__LISTING__:
□ □ □ □ □
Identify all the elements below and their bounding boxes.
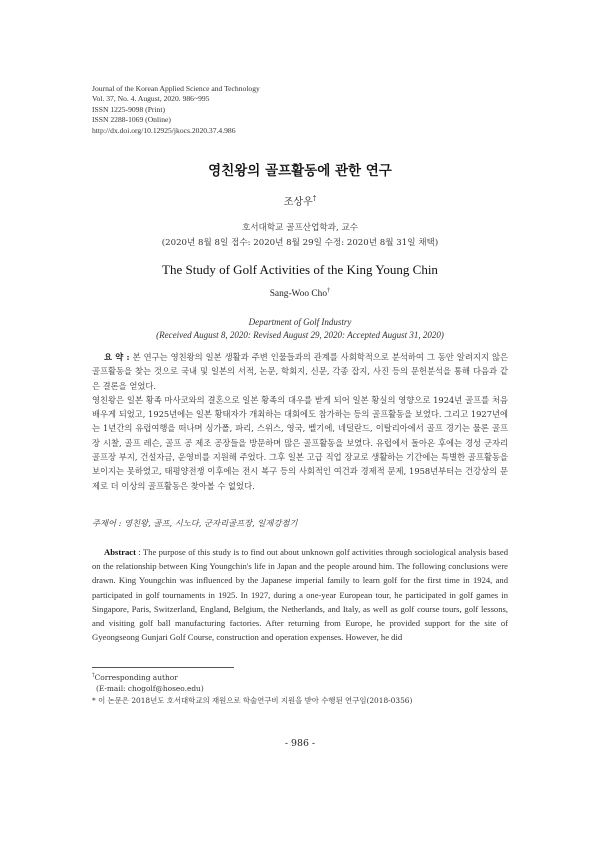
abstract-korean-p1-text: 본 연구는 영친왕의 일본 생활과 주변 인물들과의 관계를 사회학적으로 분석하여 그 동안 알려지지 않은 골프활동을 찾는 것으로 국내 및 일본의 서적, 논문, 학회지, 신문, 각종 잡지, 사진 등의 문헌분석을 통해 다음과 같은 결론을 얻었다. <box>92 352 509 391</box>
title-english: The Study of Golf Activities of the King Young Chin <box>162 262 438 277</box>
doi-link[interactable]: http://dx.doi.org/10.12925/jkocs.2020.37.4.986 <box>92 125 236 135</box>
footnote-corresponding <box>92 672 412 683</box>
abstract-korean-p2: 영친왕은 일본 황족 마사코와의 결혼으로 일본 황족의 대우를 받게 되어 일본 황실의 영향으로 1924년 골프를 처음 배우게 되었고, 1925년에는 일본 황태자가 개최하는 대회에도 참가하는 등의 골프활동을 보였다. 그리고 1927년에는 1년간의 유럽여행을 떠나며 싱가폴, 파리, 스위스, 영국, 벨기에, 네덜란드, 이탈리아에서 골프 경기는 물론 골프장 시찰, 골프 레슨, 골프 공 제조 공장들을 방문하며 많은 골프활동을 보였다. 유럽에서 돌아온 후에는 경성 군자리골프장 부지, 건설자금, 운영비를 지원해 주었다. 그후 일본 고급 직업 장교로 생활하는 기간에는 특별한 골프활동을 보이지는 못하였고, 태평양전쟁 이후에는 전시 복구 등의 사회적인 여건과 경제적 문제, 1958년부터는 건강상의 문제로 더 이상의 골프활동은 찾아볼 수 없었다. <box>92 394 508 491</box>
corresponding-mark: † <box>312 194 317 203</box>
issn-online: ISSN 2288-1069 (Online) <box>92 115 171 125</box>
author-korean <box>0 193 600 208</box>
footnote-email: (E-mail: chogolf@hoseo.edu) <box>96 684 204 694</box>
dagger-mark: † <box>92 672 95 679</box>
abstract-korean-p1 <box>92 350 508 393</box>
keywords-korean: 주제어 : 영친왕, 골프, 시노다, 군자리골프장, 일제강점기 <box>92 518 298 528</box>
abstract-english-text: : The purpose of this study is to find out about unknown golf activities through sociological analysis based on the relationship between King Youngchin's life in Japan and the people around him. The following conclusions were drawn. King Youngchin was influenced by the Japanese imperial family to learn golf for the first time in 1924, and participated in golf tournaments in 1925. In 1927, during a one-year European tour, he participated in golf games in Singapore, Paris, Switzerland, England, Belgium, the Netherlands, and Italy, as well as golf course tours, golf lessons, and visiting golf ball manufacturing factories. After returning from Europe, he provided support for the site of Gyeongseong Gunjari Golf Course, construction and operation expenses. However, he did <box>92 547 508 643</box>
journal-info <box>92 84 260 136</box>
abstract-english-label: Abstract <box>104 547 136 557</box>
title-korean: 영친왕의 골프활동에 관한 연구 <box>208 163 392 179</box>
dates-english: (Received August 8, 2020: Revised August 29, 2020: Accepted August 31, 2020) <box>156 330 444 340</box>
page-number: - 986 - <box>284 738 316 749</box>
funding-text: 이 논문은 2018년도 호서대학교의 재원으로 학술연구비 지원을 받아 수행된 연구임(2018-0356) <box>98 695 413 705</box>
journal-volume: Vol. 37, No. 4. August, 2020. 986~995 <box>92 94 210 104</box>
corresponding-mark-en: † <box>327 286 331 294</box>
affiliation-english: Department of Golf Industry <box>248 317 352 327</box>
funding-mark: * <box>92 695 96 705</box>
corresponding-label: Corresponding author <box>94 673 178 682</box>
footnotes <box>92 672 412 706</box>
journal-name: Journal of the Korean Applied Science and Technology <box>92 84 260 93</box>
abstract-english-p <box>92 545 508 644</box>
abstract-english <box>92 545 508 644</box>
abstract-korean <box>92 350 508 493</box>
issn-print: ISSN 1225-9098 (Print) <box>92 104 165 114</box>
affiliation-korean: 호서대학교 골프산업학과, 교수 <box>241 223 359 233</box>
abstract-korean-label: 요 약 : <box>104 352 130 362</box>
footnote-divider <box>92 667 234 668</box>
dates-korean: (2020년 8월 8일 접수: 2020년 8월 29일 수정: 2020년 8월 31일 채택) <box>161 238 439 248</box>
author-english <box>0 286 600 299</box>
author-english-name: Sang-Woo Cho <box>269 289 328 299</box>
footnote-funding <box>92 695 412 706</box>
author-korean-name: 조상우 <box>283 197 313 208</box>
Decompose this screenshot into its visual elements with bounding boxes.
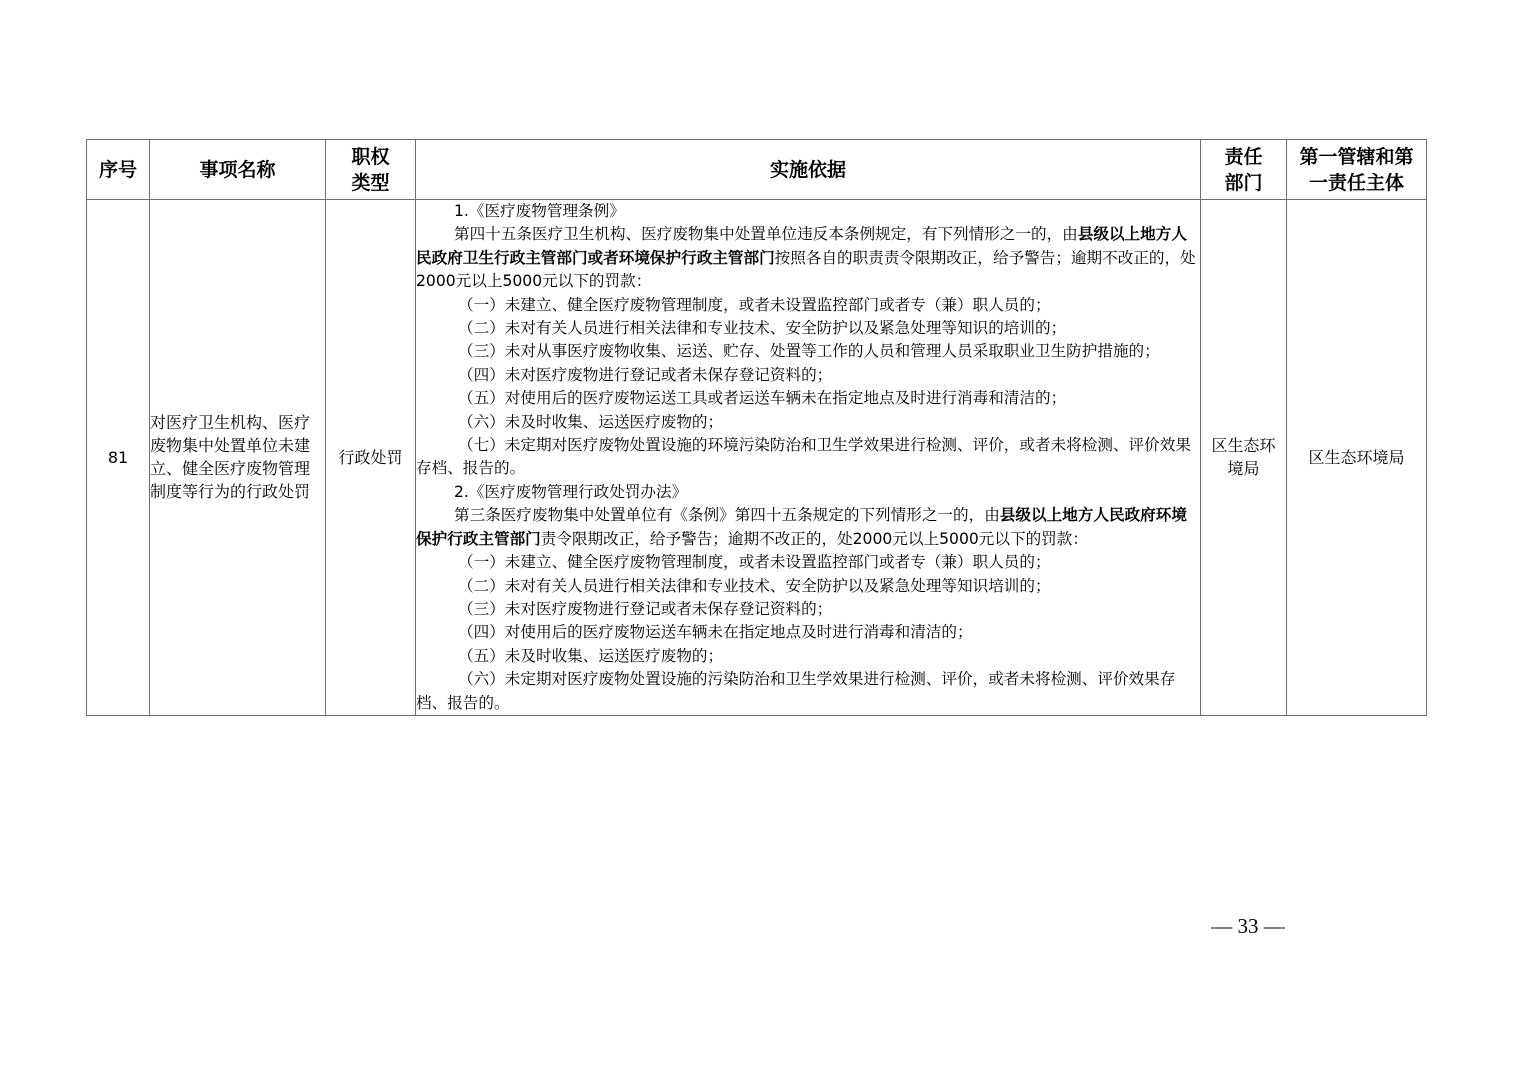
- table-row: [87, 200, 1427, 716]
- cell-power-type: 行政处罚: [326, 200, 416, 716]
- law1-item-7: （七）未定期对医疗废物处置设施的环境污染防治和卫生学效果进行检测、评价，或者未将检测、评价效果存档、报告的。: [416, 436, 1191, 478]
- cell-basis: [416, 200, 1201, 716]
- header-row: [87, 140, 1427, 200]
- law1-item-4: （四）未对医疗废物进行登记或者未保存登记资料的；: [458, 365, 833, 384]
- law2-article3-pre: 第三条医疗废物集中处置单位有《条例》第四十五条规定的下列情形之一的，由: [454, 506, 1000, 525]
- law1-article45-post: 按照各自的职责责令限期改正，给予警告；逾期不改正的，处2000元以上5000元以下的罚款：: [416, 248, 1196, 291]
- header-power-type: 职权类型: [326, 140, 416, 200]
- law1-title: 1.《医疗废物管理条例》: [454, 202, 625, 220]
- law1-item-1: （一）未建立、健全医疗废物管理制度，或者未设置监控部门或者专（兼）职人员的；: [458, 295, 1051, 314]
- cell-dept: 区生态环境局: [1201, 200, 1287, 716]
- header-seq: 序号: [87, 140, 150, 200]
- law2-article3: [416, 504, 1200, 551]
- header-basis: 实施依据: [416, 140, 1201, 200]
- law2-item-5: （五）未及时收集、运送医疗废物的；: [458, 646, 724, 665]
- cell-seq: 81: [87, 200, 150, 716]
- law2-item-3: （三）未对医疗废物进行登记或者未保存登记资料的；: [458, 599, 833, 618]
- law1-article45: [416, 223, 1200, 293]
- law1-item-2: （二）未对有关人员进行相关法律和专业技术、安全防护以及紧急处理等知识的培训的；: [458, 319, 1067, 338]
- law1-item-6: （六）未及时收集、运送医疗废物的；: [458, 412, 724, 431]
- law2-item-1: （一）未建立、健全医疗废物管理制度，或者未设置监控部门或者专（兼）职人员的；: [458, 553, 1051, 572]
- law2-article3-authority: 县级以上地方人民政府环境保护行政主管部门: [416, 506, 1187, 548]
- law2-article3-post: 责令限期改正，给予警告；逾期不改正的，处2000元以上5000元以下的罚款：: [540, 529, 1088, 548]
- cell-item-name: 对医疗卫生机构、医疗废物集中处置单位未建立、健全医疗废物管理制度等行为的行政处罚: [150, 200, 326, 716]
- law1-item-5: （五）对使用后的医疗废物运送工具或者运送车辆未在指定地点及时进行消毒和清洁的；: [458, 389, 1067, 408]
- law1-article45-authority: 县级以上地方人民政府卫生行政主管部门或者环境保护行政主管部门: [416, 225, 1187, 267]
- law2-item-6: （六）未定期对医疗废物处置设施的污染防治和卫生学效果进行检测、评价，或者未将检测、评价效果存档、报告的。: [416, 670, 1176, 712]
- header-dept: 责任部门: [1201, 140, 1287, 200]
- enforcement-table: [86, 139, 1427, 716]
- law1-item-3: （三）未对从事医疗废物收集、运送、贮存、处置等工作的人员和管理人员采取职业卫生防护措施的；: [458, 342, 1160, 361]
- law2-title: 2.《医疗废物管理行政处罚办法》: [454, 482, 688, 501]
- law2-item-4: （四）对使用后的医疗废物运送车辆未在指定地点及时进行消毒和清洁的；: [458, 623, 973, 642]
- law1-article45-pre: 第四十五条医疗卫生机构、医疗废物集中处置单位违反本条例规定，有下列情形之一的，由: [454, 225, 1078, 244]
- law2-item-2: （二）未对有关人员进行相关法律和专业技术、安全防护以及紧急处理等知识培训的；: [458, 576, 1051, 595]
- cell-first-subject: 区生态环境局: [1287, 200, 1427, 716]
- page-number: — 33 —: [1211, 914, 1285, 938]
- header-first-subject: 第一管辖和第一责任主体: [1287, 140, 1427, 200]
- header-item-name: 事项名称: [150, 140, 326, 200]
□ □ □ □ □
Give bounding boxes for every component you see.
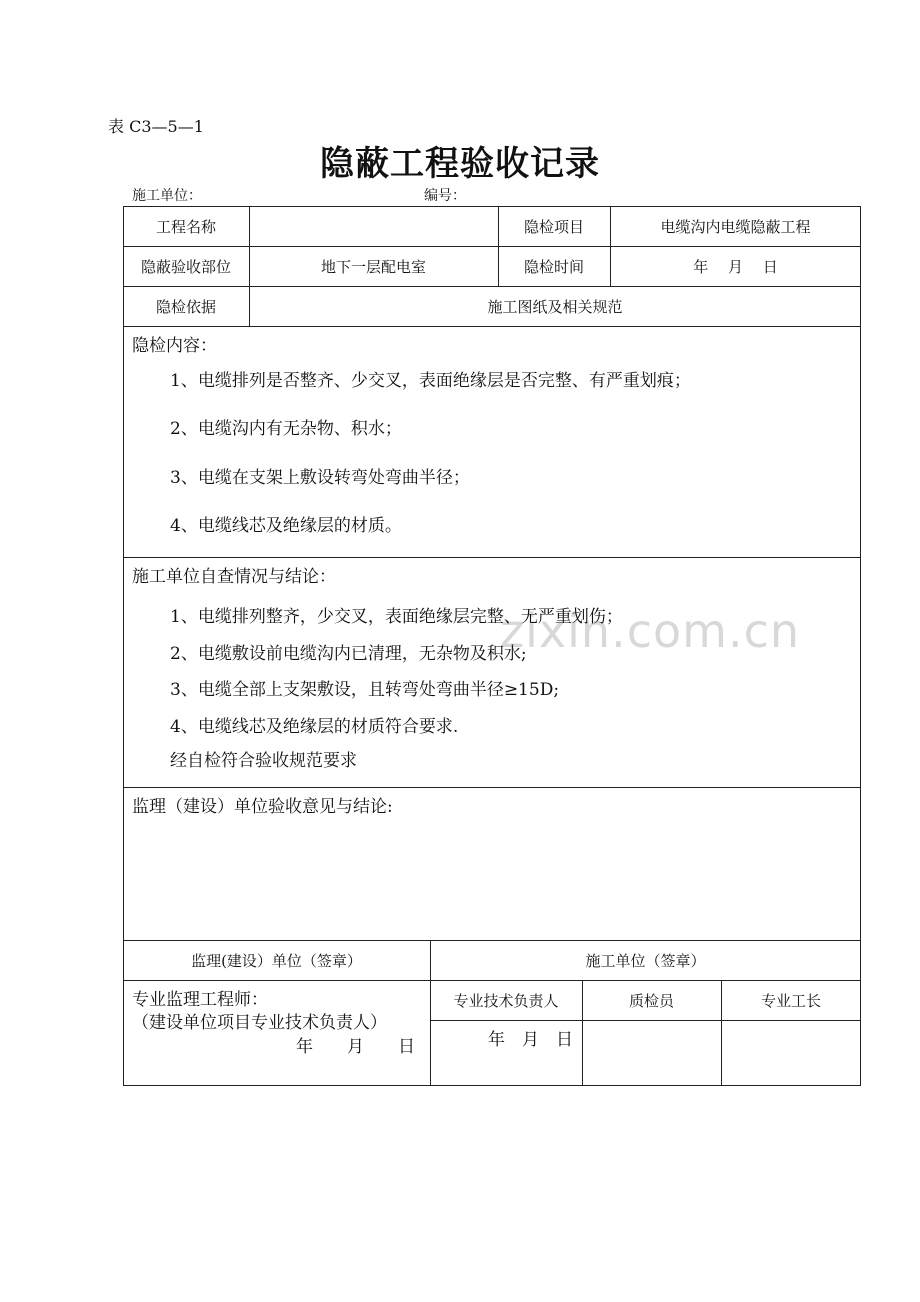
□ □ □ □ □
Please recast everything in the items above, from the line containing "Identify all the" down to the line containing "journal-info <box>92 84 260 136</box>", as a JSON list of strings with one string per line. Leave out blank lines and the pictures.

[
  "Identify all the elements below and their bounding boxes.",
  "abstract-korean-p1-text: 본 연구는 영친왕의 일본 생활과 주변 인물들과의 관계를 사회학적으로 분석하여 그 동안 알려지지 않은 골프활동을 찾는 것으로 국내 및 일본의 서적, 논문, 학회지, 신문, 각종 잡지, 사진 등의 문헌분석을 통해 다음과 같은 결론을 얻었다. <box>92 352 509 391</box>",
  "title-english: The Study of Golf Activities of the King Young Chin <box>162 262 438 277</box>",
  "doi-link[interactable]: http://dx.doi.org/10.12925/jkocs.2020.37.4.986 <box>92 125 236 135</box>",
  "footnote-corresponding <box>92 672 412 683</box>",
  "abstract-korean-p2: 영친왕은 일본 황족 마사코와의 결혼으로 일본 황족의 대우를 받게 되어 일본 황실의 영향으로 1924년 골프를 처음 배우게 되었고, 1925년에는 일본 황태자가 개최하는 대회에도 참가하는 등의 골프활동을 보였다. 그리고 1927년에는 1년간의 유럽여행을 떠나며 싱가폴, 파리, 스위스, 영국, 벨기에, 네덜란드, 이탈리아에서 골프 경기는 물론 골프장 시찰, 골프 레슨, 골프 공 제조 공장들을 방문하며 많은 골프활동을 보였다. 유럽에서 돌아온 후에는 경성 군자리골프장 부지, 건설자금, 운영비를 지원해 주었다. 그후 일본 고급 직업 장교로 생활하는 기간에는 특별한 골프활동을 보이지는 못하였고, 태평양전쟁 이후에는 전시 복구 등의 사회적인 여건과 경제적 문제, 1958년부터는 건강상의 문제로 더 이상의 골프활동은 찾아볼 수 없었다. <box>92 394 508 491</box>",
  "corresponding-mark: † <box>312 194 317 203</box>",
  "issn-online: ISSN 2288-1069 (Online) <box>92 115 171 125</box>",
  "author-korean <box>0 193 600 208</box>",
  "footnote-email: (E-mail: chogolf@hoseo.edu) <box>96 684 204 694</box>",
  "dagger-mark: † <box>92 672 95 679</box>",
  "abstract-korean-p1 <box>92 350 508 393</box>",
  "keywords-korean: 주제어 : 영친왕, 골프, 시노다, 군자리골프장, 일제강점기 <box>92 518 298 528</box>",
  "abstract-english-text: : The purpose of this study is to find out about unknown golf activities through sociological analysis based on the relationship between King Youngchin's life in Japan and the people around him. The following conclusions were drawn. King Youngchin was influenced by the Japanese imperial family to learn golf for the first time in 1924, and participated in golf tournaments in 1925. In 1927, during a one-year European tour, he participated in golf games in Singapore, Paris, Switzerland, England, Belgium, the Netherlands, and Italy, as well as golf course tours, golf lessons, and visiting golf ball manufacturing factories. After returning from Europe, he provided support for the site of Gyeongseong Gunjari Golf Course, construction and operation expenses. However, he did <box>92 547 508 643</box>",
  "journal-info <box>92 84 260 136</box>"
]